>> Start

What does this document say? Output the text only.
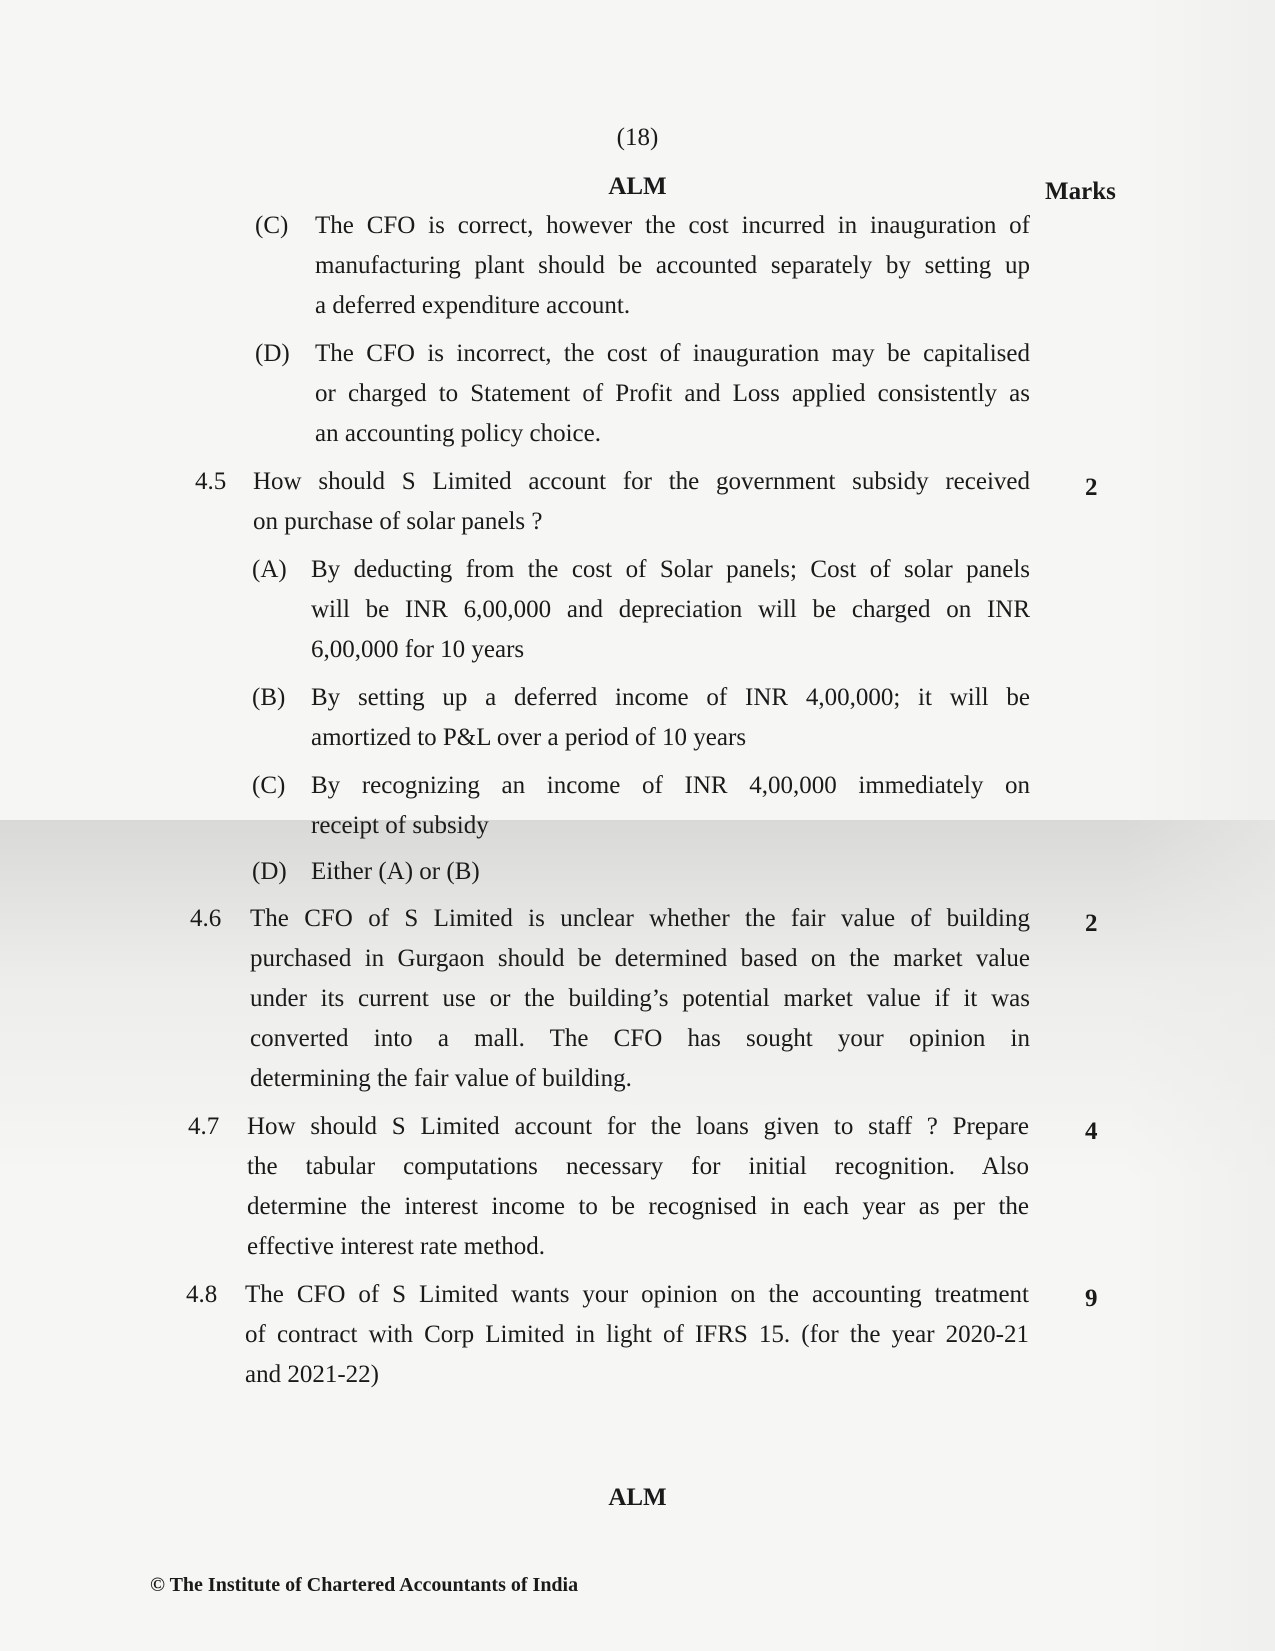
(18)
ALM	Marks
(C) The CFO is correct, however the cost incurred in inauguration of
manufacturing plant should be accounted separately by setting up
a deferred expenditure account.
(D) The CFO is incorrect, the cost of inauguration may be capitalised
or charged to Statement of Profit and Loss applied consistently as
an accounting policy choice.
4.5 How should S Limited account for the government subsidy received
on purchase of solar panels ?
2
(A) By deducting from the cost of Solar panels; Cost of solar panels
will be INR 6,00,000 and depreciation will be charged on INR
6,00,000 for 10 years
(B) By setting up a deferred income of INR 4,00,000; it will be
amortized to P&L over a period of 10 years
(C) By recognizing an income of INR 4,00,000 immediately on
receipt of subsidy
(D) Either (A) or (B)
4.6 The CFO of S Limited is unclear whether the fair value of building
purchased in Gurgaon should be determined based on the market value
under its current use or the building’s potential market value if it was
converted into a mall. The CFO has sought your opinion in
determining the fair value of building.
2
4.7 How should S Limited account for the loans given to staff ? Prepare
the tabular computations necessary for initial recognition. Also
determine the interest income to be recognised in each year as per the
effective interest rate method.
4
4.8 The CFO of S Limited wants your opinion on the accounting treatment
of contract with Corp Limited in light of IFRS 15. (for the year 2020-21
and 2021-22)
9
ALM
© The Institute of Chartered Accountants of India
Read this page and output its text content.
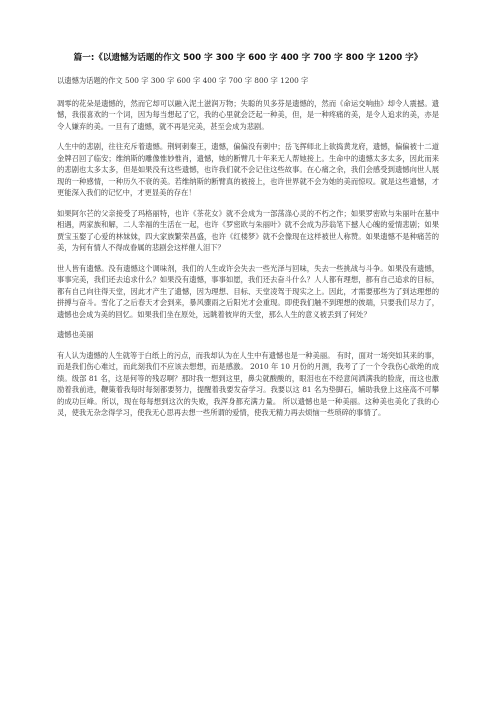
篇一:《以遗憾为话题的作文 500 字 300 字 600 字 400 字 700 字 800 字 1200 字》

以遗憾为话题的作文 500 字 300 字 600 字 400 字 700 字 800 字 1200 字

凋零的花朵是遗憾的，然而它却可以融入泥土滋润万物；失聪的贝多芬是遗憾的，然而《命运交响曲》却令人震撼。遗憾，我很喜欢的一个词，因为每当想起了它，我的心里就会泛起一种美，但，是一种疼痛的美，是令人追求的美，亦是令人嫌弃的美。一旦有了遗憾，就不再是完美，甚至会成为悲剧。

人生中的悲剧，往往充斥着遗憾。荆轲刺秦王，遗憾，偏偏没有刺中；岳飞挥师北上欲捣黄龙府，遗憾，偏偏被十二道金牌召回了临安；维纳斯的雕像惟妙惟肖，遗憾，她的断臂几十年来无人帮她接上。生命中的遗憾太多太多，因此而来的悲剧也太多太多，但是如果没有这些遗憾，也许我们就不会记住这些故事。在心痛之余，我们会感受到遗憾向世人展现的一种感情，一种历久不衰的美。若维纳斯的断臂真的被接上，也许世界就不会为她的美而惊叹。就是这些遗憾，才更能深入我们的记忆中，才更显美的存在！

如果阿尔芒的父亲接受了玛格丽特，也许《茶花女》就不会成为一部荡涤心灵的不朽之作；如果罗密欧与朱丽叶在墓中相遇，两家族和解，二人幸福的生活在一起，也许《罗密欧与朱丽叶》就不会成为莎翁笔下撼人心魄的爱情悲剧；如果贾宝玉娶了心爱的林妹妹，四大家族繁荣昌盛，也许《红楼梦》就不会像现在这样被世人称赞。如果遗憾不是种痛苦的美，为何有情人不得成眷属的悲剧会这样催人泪下？

世人皆有遗憾。没有遗憾这个调味剂，我们的人生或许会失去一些光泽与回味，失去一些挑战与斗争。如果没有遗憾，事事完美，我们还去追求什么？如果没有遗憾，事事如愿，我们还去奋斗什么？人人都有理想，都有自己追求的目标，都有自己向往得天堂，因此才产生了遗憾，因为理想、目标、天堂凌驾于现实之上。因此，才需要那些为了到达理想的拼搏与奋斗。雪化了之后春天才会到来，暴风骤雨之后阳光才会重现。即使我们触不到理想的彼端，只要我们尽力了，遗憾也会成为美的回忆。如果我们坐在原处，远眺着彼岸的天堂，那么人生的意义被丢到了何处？

遗憾也美丽

有人认为遗憾的人生就等于白纸上的污点，而我却认为在人生中有遗憾也是一种美丽。 有时，面对一场突如其来的事，而是我们伤心难过，而此刻我们不应该去想想，而是感激。 2010 年 10 月份的月测，我考了了一个令我伤心欲绝的成绩。级部 81 名，这是何等的残忍啊？那时我一想到这里，鼻尖就酸酸的，眼泪也在不经意间洒满我的脸庞，而这也激励着我前进，鞭策着我每时每刻都要努力，提醒着我要发奋学习。我要以这 81 名为垫脚石，辅助我登上这座高不可攀的成功巨峰。所以，现在每每想到这次的失败，我浑身都充满力量。 所以遗憾也是一种美丽。这种美也美化了我的心灵，使我无杂念得学习，使我无心思再去想一些所谓的爱情，使我无精力再去烦恼一些琐碎的事情了。
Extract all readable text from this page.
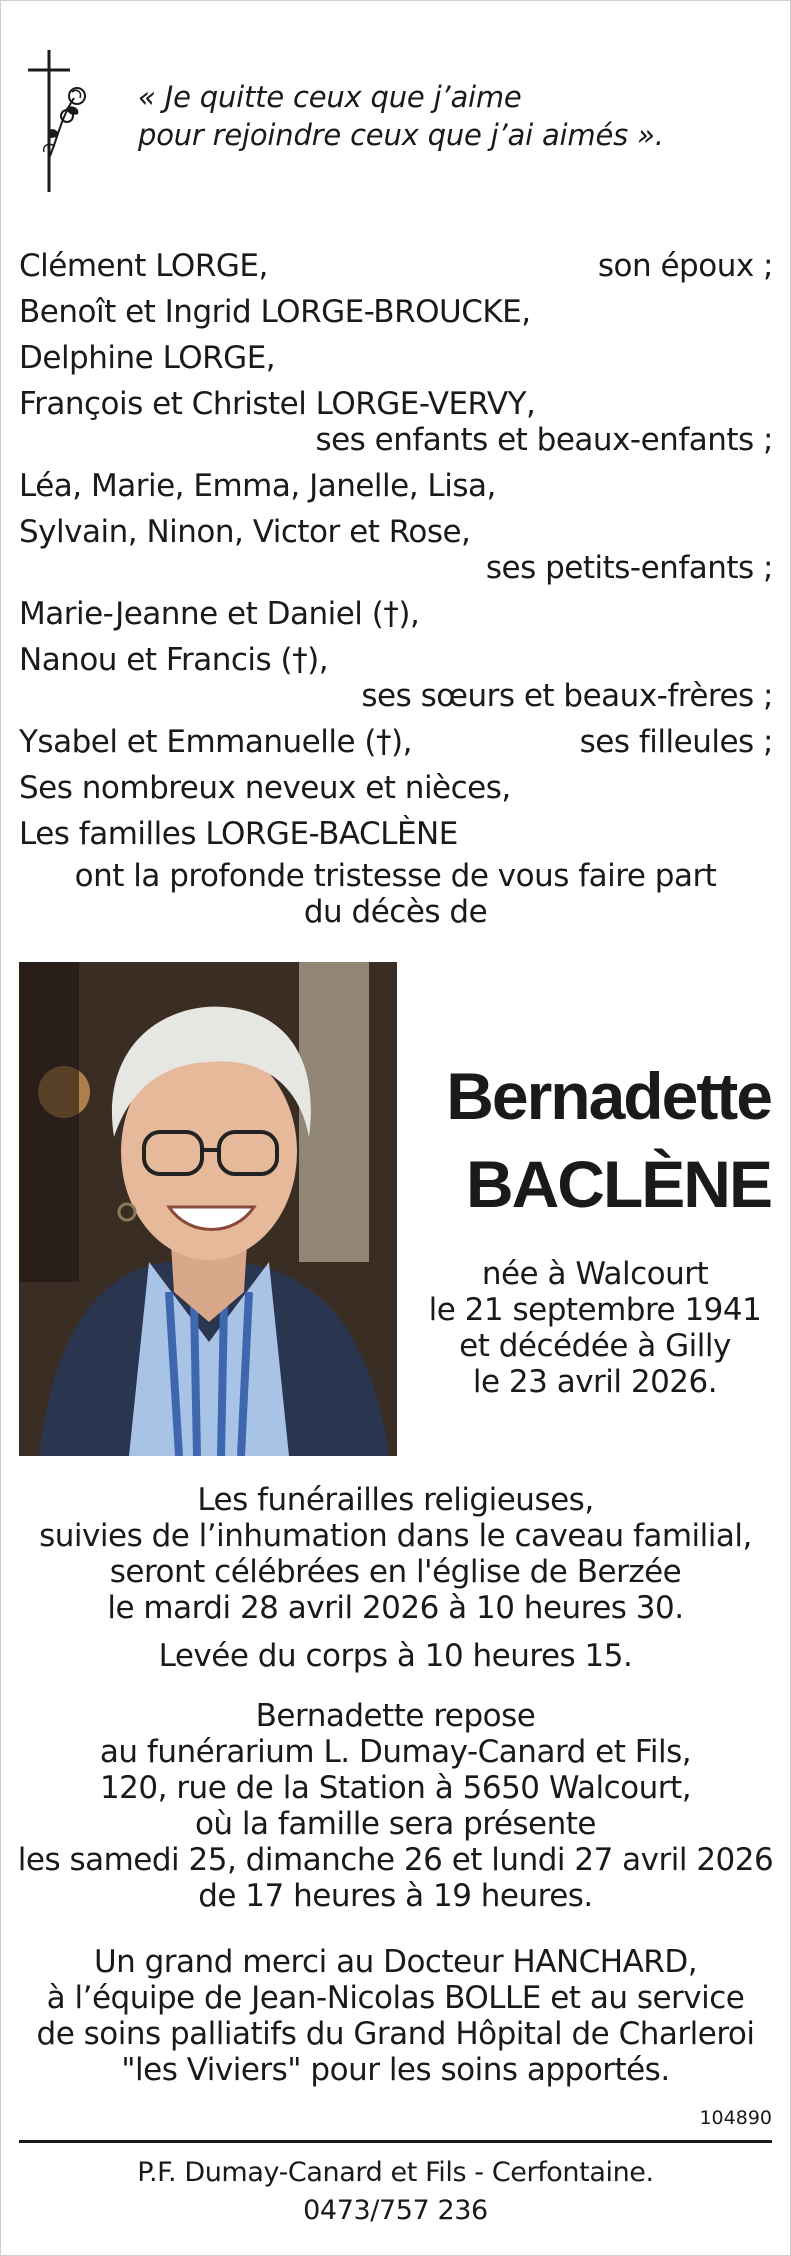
« Je quitte ceux que j’aime
pour rejoindre ceux que j’ai aimés ».
Clément LORGE,	son époux ;
Benoît et Ingrid LORGE-BROUCKE,
Delphine LORGE,
François et Christel LORGE-VERVY,
ses enfants et beaux-enfants ;
Léa, Marie, Emma, Janelle, Lisa,
Sylvain, Ninon, Victor et Rose,
ses petits-enfants ;
Marie-Jeanne et Daniel (†),
Nanou et Francis (†),
ses sœurs et beaux-frères ;
Ysabel et Emmanuelle (†),	ses filleules ;
Ses nombreux neveux et nièces,
Les familles LORGE-BACLÈNE
ont la profonde tristesse de vous faire part
du décès de
Bernadette
BACLÈNE
née à Walcourt
le 21 septembre 1941
et décédée à Gilly
le 23 avril 2026.
Les funérailles religieuses,
suivies de l’inhumation dans le caveau familial,
seront célébrées en l'église de Berzée
le mardi 28 avril 2026 à 10 heures 30.
Levée du corps à 10 heures 15.
Bernadette repose
au funérarium L. Dumay-Canard et Fils,
120, rue de la Station à 5650 Walcourt,
où la famille sera présente
les samedi 25, dimanche 26 et lundi 27 avril 2026
de 17 heures à 19 heures.
Un grand merci au Docteur HANCHARD,
à l’équipe de Jean-Nicolas BOLLE et au service
de soins palliatifs du Grand Hôpital de Charleroi
"les Viviers" pour les soins apportés.
104890
P.F. Dumay-Canard et Fils - Cerfontaine.
0473/757 236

>> End

WHAT TO WORK ON.
Report how many lines in this data include the string "market", and nothing else.

SOLVED PROBLEM.
2